Output the entries verbatim, including every line.

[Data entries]
-- -- --

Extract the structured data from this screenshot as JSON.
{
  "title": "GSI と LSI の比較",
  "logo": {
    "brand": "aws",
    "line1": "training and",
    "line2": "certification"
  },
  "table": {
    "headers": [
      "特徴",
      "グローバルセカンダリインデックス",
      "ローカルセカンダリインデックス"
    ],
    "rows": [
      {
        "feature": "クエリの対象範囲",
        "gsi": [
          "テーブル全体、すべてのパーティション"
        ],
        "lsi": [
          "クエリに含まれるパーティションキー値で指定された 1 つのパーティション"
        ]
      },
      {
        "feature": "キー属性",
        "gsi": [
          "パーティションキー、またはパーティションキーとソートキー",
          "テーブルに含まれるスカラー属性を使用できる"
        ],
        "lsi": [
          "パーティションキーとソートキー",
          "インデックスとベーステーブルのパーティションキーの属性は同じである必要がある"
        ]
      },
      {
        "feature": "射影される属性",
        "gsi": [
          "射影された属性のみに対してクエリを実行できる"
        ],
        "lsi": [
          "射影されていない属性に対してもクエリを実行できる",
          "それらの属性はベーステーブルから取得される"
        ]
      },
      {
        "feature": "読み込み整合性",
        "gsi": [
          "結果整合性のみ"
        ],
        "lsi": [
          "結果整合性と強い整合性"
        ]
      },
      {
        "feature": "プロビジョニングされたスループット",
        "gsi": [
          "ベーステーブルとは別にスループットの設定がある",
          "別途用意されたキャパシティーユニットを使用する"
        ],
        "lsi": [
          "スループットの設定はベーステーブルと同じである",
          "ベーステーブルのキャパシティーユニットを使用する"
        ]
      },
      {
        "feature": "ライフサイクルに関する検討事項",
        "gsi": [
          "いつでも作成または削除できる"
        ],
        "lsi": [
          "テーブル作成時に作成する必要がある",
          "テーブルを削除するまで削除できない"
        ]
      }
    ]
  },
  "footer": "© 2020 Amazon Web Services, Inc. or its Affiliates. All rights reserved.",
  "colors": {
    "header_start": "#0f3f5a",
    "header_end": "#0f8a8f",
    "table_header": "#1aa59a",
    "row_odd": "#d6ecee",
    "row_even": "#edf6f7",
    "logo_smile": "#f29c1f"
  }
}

-- -- --

OUTPUT OF THE TASK -
Extract the structured data from this screenshot as JSON.
{
  "title": "GSI と LSI の比較",
  "logo": {
    "brand": "aws",
    "line1": "training and",
    "line2": "certification"
  },
  "table": {
    "headers": [
      "特徴",
      "グローバルセカンダリインデックス",
      "ローカルセカンダリインデックス"
    ],
    "rows": [
      {
        "feature": "クエリの対象範囲",
        "gsi": [
          "テーブル全体、すべてのパーティション"
        ],
        "lsi": [
          "クエリに含まれるパーティションキー値で指定された 1 つのパーティション"
        ]
      },
      {
        "feature": "キー属性",
        "gsi": [
          "パーティションキー、またはパーティションキーとソートキー",
          "テーブルに含まれるスカラー属性を使用できる"
        ],
        "lsi": [
          "パーティションキーとソートキー",
          "インデックスとベーステーブルのパーティションキーの属性は同じである必要がある"
        ]
      },
      {
        "feature": "射影される属性",
        "gsi": [
          "射影された属性のみに対してクエリを実行できる"
        ],
        "lsi": [
          "射影されていない属性に対してもクエリを実行できる",
          "それらの属性はベーステーブルから取得される"
        ]
      },
      {
        "feature": "読み込み整合性",
        "gsi": [
          "結果整合性のみ"
        ],
        "lsi": [
          "結果整合性と強い整合性"
        ]
      },
      {
        "feature": "プロビジョニングされたスループット",
        "gsi": [
          "ベーステーブルとは別にスループットの設定がある",
          "別途用意されたキャパシティーユニットを使用する"
        ],
        "lsi": [
          "スループットの設定はベーステーブルと同じである",
          "ベーステーブルのキャパシティーユニットを使用する"
        ]
      },
      {
        "feature": "ライフサイクルに関する検討事項",
        "gsi": [
          "いつでも作成または削除できる"
        ],
        "lsi": [
          "テーブル作成時に作成する必要がある",
          "テーブルを削除するまで削除できない"
        ]
      }
    ]
  },
  "footer": "© 2020 Amazon Web Services, Inc. or its Affiliates. All rights reserved.",
  "colors": {
    "header_start": "#0f3f5a",
    "header_end": "#0f8a8f",
    "table_header": "#1aa59a",
    "row_odd": "#d6ecee",
    "row_even": "#edf6f7",
    "logo_smile": "#f29c1f"
  }
}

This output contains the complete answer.